## [Given task]
The records below must be output exactly, without pictures.

## [Records supplied]

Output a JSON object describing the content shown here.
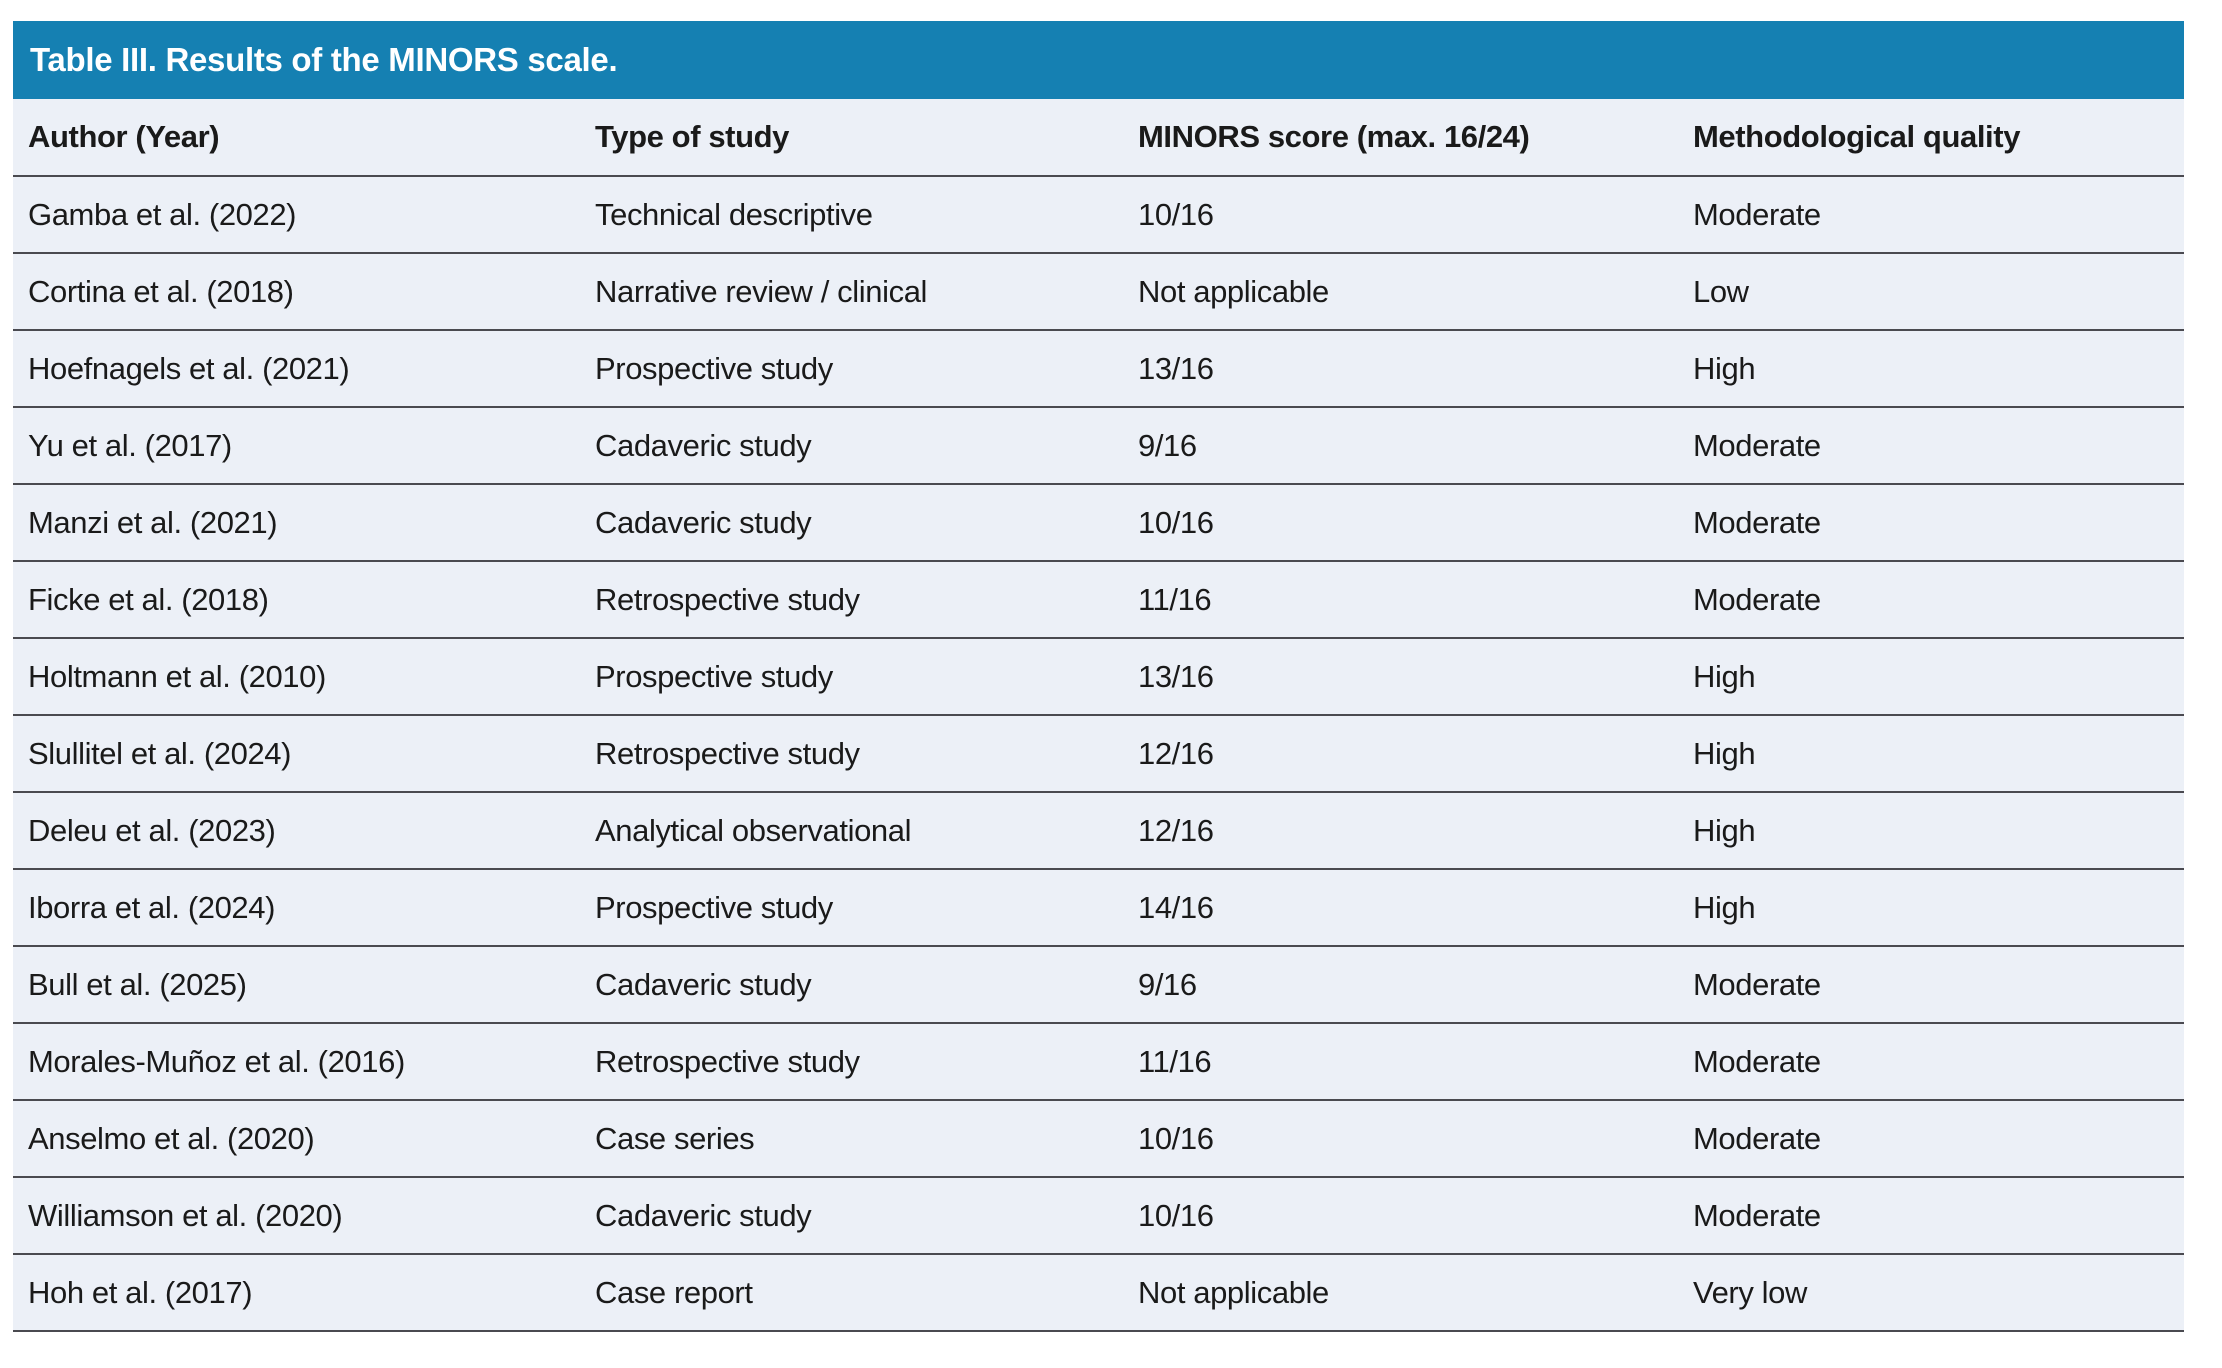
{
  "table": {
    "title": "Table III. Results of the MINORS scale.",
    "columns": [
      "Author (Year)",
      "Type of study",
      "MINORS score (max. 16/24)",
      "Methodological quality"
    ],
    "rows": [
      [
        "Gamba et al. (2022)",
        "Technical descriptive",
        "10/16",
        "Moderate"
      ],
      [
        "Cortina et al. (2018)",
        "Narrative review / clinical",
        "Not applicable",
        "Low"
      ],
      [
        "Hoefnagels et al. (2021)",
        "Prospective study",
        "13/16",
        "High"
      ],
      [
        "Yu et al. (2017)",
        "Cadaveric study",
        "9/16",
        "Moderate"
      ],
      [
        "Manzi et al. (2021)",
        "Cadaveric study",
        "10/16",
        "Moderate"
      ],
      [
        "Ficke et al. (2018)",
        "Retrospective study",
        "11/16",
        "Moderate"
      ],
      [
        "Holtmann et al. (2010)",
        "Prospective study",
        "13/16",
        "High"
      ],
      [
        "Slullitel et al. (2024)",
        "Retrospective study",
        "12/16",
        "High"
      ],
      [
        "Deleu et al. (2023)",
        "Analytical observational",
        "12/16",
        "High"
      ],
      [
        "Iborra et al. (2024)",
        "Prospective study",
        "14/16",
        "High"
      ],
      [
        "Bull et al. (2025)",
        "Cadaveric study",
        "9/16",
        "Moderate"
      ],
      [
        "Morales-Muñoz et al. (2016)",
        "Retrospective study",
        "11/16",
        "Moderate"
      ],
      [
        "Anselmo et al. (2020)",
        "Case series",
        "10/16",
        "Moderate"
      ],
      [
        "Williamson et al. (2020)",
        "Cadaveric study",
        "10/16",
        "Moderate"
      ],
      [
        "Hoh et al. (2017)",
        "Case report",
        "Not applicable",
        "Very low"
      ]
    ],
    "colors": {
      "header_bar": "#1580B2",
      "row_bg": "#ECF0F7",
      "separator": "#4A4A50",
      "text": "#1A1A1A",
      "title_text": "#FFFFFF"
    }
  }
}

## [Solution for this problem]
Output a JSON object describing the content shown here.
{
  "table": {
    "title": "Table III. Results of the MINORS scale.",
    "columns": [
      "Author (Year)",
      "Type of study",
      "MINORS score (max. 16/24)",
      "Methodological quality"
    ],
    "rows": [
      [
        "Gamba et al. (2022)",
        "Technical descriptive",
        "10/16",
        "Moderate"
      ],
      [
        "Cortina et al. (2018)",
        "Narrative review / clinical",
        "Not applicable",
        "Low"
      ],
      [
        "Hoefnagels et al. (2021)",
        "Prospective study",
        "13/16",
        "High"
      ],
      [
        "Yu et al. (2017)",
        "Cadaveric study",
        "9/16",
        "Moderate"
      ],
      [
        "Manzi et al. (2021)",
        "Cadaveric study",
        "10/16",
        "Moderate"
      ],
      [
        "Ficke et al. (2018)",
        "Retrospective study",
        "11/16",
        "Moderate"
      ],
      [
        "Holtmann et al. (2010)",
        "Prospective study",
        "13/16",
        "High"
      ],
      [
        "Slullitel et al. (2024)",
        "Retrospective study",
        "12/16",
        "High"
      ],
      [
        "Deleu et al. (2023)",
        "Analytical observational",
        "12/16",
        "High"
      ],
      [
        "Iborra et al. (2024)",
        "Prospective study",
        "14/16",
        "High"
      ],
      [
        "Bull et al. (2025)",
        "Cadaveric study",
        "9/16",
        "Moderate"
      ],
      [
        "Morales-Muñoz et al. (2016)",
        "Retrospective study",
        "11/16",
        "Moderate"
      ],
      [
        "Anselmo et al. (2020)",
        "Case series",
        "10/16",
        "Moderate"
      ],
      [
        "Williamson et al. (2020)",
        "Cadaveric study",
        "10/16",
        "Moderate"
      ],
      [
        "Hoh et al. (2017)",
        "Case report",
        "Not applicable",
        "Very low"
      ]
    ],
    "colors": {
      "header_bar": "#1580B2",
      "row_bg": "#ECF0F7",
      "separator": "#4A4A50",
      "text": "#1A1A1A",
      "title_text": "#FFFFFF"
    }
  }
}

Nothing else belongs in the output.